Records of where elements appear
--- Begin ---

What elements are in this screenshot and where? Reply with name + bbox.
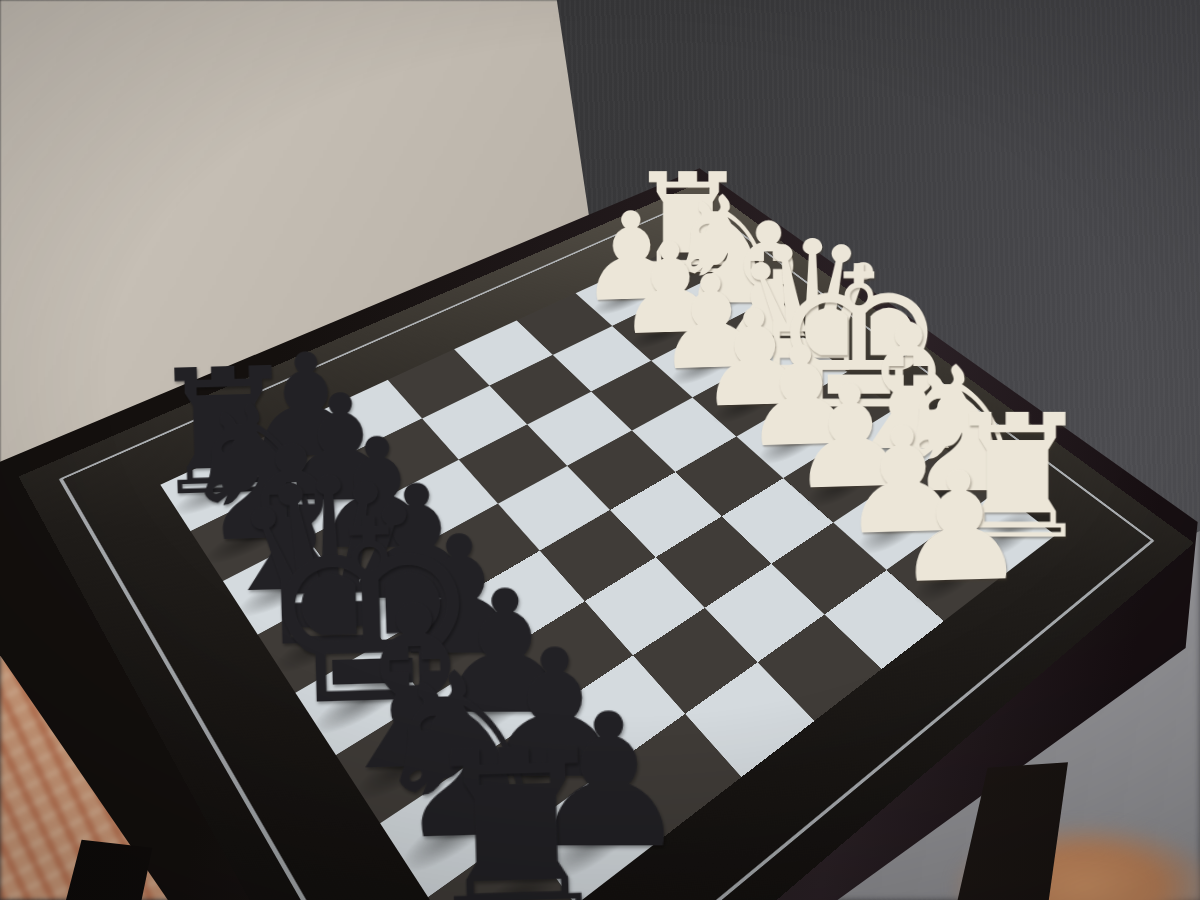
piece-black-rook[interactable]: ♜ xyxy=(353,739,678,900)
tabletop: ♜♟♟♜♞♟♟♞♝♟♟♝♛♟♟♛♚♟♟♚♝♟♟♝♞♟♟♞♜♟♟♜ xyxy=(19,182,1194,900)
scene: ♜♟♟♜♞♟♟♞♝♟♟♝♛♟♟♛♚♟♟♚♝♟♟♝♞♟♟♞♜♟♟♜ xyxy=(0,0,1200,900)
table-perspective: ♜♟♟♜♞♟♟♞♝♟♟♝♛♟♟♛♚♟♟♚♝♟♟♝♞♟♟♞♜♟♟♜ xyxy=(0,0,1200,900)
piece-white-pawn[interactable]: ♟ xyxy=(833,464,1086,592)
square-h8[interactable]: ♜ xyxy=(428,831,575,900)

--- End ---
--- Begin ---

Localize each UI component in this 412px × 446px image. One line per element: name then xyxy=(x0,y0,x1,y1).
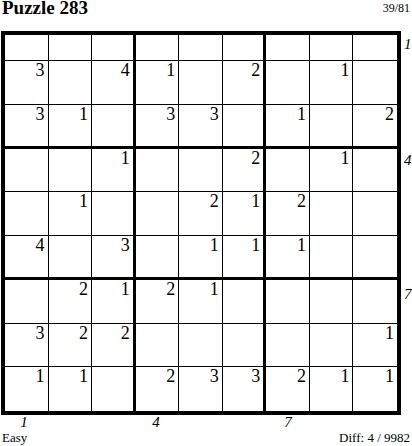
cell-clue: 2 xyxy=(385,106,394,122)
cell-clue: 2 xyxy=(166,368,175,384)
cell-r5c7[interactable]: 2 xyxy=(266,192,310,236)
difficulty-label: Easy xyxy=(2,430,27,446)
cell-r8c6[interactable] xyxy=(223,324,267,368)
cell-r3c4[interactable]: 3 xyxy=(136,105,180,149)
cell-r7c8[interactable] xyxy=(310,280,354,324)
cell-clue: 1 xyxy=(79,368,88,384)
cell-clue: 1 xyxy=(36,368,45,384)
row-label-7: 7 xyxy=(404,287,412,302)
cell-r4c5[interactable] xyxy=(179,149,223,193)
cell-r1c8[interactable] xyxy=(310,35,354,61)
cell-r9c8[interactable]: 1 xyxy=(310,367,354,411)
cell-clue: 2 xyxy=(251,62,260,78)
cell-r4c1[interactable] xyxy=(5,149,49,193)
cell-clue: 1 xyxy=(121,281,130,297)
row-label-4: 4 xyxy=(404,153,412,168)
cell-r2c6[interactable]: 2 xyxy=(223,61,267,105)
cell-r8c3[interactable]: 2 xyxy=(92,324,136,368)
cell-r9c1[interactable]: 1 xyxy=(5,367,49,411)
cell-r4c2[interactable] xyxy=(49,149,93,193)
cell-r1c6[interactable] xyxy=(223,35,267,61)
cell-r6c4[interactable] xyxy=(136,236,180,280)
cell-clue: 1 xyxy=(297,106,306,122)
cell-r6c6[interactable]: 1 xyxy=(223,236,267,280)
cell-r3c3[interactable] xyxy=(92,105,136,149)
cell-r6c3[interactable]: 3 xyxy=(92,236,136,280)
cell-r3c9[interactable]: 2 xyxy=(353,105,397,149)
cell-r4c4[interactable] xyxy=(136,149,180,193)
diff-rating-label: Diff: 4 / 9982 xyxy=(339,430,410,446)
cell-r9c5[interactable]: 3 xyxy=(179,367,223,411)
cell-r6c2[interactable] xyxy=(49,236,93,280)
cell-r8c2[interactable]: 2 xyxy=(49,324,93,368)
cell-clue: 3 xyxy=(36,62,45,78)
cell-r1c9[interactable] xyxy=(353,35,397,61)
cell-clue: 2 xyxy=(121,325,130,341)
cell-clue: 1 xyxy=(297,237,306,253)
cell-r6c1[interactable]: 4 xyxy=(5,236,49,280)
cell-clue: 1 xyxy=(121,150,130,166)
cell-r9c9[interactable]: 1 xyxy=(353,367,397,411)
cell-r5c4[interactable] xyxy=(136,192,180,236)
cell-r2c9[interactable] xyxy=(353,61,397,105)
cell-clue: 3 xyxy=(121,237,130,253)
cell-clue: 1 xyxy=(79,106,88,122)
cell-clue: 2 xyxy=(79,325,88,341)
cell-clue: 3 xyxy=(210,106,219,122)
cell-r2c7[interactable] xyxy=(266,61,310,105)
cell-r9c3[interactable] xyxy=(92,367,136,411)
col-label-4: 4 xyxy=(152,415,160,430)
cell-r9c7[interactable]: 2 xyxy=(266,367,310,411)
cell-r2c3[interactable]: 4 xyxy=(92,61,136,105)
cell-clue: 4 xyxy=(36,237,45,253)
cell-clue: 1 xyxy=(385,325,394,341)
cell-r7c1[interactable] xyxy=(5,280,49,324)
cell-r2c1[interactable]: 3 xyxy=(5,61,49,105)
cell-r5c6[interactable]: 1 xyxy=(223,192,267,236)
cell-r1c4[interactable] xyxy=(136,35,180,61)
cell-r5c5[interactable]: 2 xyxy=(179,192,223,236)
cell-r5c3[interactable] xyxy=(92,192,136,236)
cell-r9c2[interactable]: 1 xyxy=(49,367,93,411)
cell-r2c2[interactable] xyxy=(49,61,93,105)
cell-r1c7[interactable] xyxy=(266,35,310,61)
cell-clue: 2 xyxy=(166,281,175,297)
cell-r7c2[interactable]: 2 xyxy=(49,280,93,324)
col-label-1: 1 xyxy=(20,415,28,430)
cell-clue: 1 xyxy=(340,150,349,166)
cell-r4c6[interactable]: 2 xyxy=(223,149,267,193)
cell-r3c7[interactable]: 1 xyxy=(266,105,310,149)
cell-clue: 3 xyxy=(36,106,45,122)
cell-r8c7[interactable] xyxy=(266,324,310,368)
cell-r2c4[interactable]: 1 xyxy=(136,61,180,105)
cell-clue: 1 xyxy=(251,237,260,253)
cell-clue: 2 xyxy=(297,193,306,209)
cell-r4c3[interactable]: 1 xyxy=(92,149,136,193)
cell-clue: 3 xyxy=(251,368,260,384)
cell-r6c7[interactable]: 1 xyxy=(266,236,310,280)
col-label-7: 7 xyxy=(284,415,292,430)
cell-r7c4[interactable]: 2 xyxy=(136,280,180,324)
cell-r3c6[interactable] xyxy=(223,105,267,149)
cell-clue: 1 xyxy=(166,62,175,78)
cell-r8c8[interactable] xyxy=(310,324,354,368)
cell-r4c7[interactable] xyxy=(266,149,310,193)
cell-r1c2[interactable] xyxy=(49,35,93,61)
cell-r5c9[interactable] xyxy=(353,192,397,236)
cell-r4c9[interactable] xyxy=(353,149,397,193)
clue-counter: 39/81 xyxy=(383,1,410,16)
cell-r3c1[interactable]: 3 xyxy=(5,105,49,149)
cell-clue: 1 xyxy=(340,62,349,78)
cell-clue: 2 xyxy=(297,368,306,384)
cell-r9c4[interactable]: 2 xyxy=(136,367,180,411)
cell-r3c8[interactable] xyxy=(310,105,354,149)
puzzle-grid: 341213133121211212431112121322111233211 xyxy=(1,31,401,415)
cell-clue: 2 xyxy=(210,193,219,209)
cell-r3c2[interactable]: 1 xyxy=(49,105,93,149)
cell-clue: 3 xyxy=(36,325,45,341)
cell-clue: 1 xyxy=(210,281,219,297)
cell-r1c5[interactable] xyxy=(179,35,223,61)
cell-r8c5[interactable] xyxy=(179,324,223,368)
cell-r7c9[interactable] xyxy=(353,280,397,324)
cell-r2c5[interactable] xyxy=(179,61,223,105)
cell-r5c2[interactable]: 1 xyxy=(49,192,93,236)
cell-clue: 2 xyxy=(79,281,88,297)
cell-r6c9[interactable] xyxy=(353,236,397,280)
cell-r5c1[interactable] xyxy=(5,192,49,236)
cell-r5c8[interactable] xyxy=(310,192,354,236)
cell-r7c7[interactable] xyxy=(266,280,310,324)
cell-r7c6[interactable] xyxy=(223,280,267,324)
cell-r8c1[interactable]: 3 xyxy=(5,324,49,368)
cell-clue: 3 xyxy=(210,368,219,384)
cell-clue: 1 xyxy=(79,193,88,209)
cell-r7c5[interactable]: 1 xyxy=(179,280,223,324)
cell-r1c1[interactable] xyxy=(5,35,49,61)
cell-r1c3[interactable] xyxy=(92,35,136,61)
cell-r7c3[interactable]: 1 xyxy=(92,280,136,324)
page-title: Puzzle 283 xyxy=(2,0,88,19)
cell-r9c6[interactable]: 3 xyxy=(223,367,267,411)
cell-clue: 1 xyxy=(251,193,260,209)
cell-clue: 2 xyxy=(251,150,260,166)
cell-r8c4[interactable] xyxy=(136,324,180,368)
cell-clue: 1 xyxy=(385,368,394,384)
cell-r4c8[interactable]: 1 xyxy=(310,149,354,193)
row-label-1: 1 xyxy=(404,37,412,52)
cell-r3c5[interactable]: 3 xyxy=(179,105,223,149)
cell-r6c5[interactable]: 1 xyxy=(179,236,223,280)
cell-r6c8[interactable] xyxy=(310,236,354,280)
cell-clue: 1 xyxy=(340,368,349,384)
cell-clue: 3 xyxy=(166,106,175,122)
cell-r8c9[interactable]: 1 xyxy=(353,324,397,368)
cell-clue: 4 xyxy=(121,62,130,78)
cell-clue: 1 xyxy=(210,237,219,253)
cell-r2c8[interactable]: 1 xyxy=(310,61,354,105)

--- End ---

• [Task goal]: Can you reproduce the entries from the line with "cell-clue: 2 xyxy=(385,106,394,122)" up to and including the line with "cell-r1c6[interactable] xyxy=(223,35,267,61)", each character unchanged?

• [Correct response]:
cell-clue: 2 xyxy=(385,106,394,122)
cell-clue: 2 xyxy=(166,368,175,384)
cell-r5c7[interactable]: 2 xyxy=(266,192,310,236)
difficulty-label: Easy xyxy=(2,430,27,446)
cell-r8c6[interactable] xyxy=(223,324,267,368)
cell-r3c4[interactable]: 3 xyxy=(136,105,180,149)
cell-r7c8[interactable] xyxy=(310,280,354,324)
cell-clue: 1 xyxy=(79,368,88,384)
cell-clue: 1 xyxy=(36,368,45,384)
row-label-7: 7 xyxy=(404,287,412,302)
cell-r4c5[interactable] xyxy=(179,149,223,193)
cell-r1c8[interactable] xyxy=(310,35,354,61)
cell-r9c8[interactable]: 1 xyxy=(310,367,354,411)
cell-clue: 2 xyxy=(251,62,260,78)
cell-r4c1[interactable] xyxy=(5,149,49,193)
cell-clue: 1 xyxy=(121,281,130,297)
row-label-4: 4 xyxy=(404,153,412,168)
cell-r2c6[interactable]: 2 xyxy=(223,61,267,105)
cell-r8c3[interactable]: 2 xyxy=(92,324,136,368)
cell-r9c1[interactable]: 1 xyxy=(5,367,49,411)
cell-r4c2[interactable] xyxy=(49,149,93,193)
cell-r1c6[interactable] xyxy=(223,35,267,61)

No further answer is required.